## start
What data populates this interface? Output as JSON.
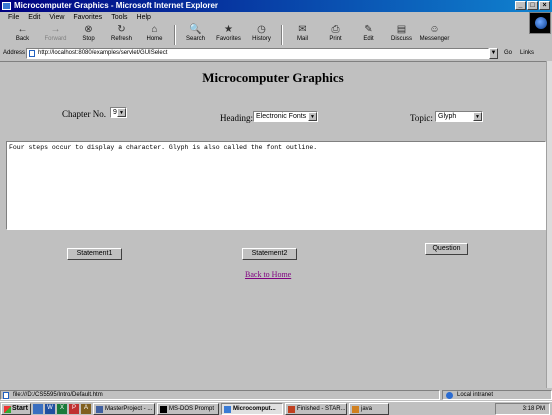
{
  "window": {
    "title": "Microcomputer Graphics - Microsoft Internet Explorer"
  },
  "menu": [
    "File",
    "Edit",
    "View",
    "Favorites",
    "Tools",
    "Help"
  ],
  "toolbar": [
    {
      "label": "Back",
      "icon": "←"
    },
    {
      "label": "Forward",
      "icon": "→"
    },
    {
      "label": "Stop",
      "icon": "⊗"
    },
    {
      "label": "Refresh",
      "icon": "↻"
    },
    {
      "label": "Home",
      "icon": "⌂"
    },
    {
      "label": "Search",
      "icon": "🔍"
    },
    {
      "label": "Favorites",
      "icon": "★"
    },
    {
      "label": "History",
      "icon": "◷"
    },
    {
      "label": "Mail",
      "icon": "✉"
    },
    {
      "label": "Print",
      "icon": "⎙"
    },
    {
      "label": "Edit",
      "icon": "✎"
    },
    {
      "label": "Discuss",
      "icon": "▤"
    },
    {
      "label": "Messenger",
      "icon": "☺"
    }
  ],
  "address": {
    "label": "Address",
    "url": "http://localhost:8080/examples/servlet/GUISelect",
    "go": "Go",
    "links": "Links"
  },
  "page": {
    "title": "Microcomputer Graphics",
    "chapter_label": "Chapter No.",
    "chapter_value": "9",
    "heading_label": "Heading:",
    "heading_value": "Electronic Fonts",
    "topic_label": "Topic:",
    "topic_value": "Glyph",
    "statement_text": "Four steps occur to display a character. Glyph is also called the font outline.",
    "buttons": {
      "statement1": "Statement1",
      "statement2": "Statement2",
      "question": "Question"
    },
    "back_link": "Back to Home"
  },
  "status": {
    "text": "file:///D:/CS5595/Intro/Default.htm",
    "zone": "Local intranet"
  },
  "taskbar": {
    "start": "Start",
    "tasks": [
      "MasterProject - ...",
      "MS-DOS Prompt",
      "Microcomput...",
      "Finished - STAR...",
      "java"
    ],
    "clock": "3:18 PM"
  },
  "colors": {
    "titlebar": "#000080",
    "link_visited": "#800080",
    "face": "#c0c0c0"
  }
}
## end
Exercise details:
Scan the data above and copy every line with "Glyph" in it.

Correct output:
    "topic_value": "Glyph",
    "statement_text": "Four steps occur to display a character. Glyph is also called the font outline.",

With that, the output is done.